## Given instruction
Transcribe the data without any changes, starting with the first line and continuing through the line that contains "trained-on-title: Trained On: [823,555,923,576]".

(Source data)
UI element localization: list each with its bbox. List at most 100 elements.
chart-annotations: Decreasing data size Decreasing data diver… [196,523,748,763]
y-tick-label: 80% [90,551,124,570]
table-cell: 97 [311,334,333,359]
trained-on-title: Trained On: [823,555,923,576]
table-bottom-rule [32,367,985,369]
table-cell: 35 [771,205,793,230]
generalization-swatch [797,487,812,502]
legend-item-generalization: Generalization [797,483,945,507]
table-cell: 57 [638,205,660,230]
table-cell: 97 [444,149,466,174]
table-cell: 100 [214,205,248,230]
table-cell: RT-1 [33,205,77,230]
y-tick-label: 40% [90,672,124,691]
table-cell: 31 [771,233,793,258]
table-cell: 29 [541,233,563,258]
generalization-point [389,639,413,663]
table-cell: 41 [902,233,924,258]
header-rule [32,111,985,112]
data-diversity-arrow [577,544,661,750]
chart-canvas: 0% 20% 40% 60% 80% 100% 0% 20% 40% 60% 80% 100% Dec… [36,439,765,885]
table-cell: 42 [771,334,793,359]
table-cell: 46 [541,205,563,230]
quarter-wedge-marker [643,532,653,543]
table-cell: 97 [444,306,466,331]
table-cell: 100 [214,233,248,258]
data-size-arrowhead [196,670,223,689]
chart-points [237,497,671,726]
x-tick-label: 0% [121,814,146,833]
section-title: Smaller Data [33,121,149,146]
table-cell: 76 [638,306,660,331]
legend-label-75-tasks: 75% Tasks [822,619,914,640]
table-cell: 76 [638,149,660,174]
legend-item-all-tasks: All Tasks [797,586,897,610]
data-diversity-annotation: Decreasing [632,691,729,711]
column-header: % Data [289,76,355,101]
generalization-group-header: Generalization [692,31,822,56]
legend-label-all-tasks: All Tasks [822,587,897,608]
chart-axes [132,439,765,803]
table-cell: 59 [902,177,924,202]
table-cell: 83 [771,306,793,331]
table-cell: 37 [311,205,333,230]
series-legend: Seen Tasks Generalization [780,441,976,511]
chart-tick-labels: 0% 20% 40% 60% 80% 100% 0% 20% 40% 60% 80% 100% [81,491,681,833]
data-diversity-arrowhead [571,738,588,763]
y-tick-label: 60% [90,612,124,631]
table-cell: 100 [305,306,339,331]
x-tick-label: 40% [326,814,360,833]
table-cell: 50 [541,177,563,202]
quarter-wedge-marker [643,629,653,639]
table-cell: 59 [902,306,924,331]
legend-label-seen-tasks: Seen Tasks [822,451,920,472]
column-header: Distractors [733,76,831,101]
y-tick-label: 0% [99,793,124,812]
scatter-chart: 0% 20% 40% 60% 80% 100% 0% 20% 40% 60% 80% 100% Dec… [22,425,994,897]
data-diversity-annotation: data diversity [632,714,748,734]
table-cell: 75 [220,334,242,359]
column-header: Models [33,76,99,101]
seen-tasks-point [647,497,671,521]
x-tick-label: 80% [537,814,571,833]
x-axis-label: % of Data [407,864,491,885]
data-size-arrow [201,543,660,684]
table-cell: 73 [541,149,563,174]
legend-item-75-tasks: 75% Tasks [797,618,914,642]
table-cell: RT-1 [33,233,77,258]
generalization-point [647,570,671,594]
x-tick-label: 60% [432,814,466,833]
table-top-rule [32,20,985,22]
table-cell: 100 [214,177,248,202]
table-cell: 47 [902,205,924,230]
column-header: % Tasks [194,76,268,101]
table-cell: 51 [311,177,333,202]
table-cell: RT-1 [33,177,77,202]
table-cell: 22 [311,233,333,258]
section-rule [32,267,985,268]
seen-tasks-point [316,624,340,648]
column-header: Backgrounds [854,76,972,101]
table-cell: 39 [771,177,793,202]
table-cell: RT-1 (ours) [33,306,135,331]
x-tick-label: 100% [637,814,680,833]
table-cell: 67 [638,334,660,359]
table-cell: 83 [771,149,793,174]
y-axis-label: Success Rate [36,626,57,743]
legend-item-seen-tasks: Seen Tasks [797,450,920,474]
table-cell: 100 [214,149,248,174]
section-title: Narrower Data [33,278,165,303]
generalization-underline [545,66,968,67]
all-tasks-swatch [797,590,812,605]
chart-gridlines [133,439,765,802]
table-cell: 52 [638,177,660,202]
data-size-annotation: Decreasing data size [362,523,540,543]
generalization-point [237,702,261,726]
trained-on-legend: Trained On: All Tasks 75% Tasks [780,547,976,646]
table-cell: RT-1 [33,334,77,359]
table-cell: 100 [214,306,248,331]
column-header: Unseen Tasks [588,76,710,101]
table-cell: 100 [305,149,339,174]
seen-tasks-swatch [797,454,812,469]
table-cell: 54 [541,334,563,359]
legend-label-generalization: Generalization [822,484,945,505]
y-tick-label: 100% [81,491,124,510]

## Result
UI element localization: list each with its bbox. List at most 100 elements.
chart-annotations: Decreasing data size Decreasing data diver… [196,523,748,763]
y-tick-label: 80% [90,551,124,570]
table-cell: 97 [311,334,333,359]
trained-on-title: Trained On: [823,555,923,576]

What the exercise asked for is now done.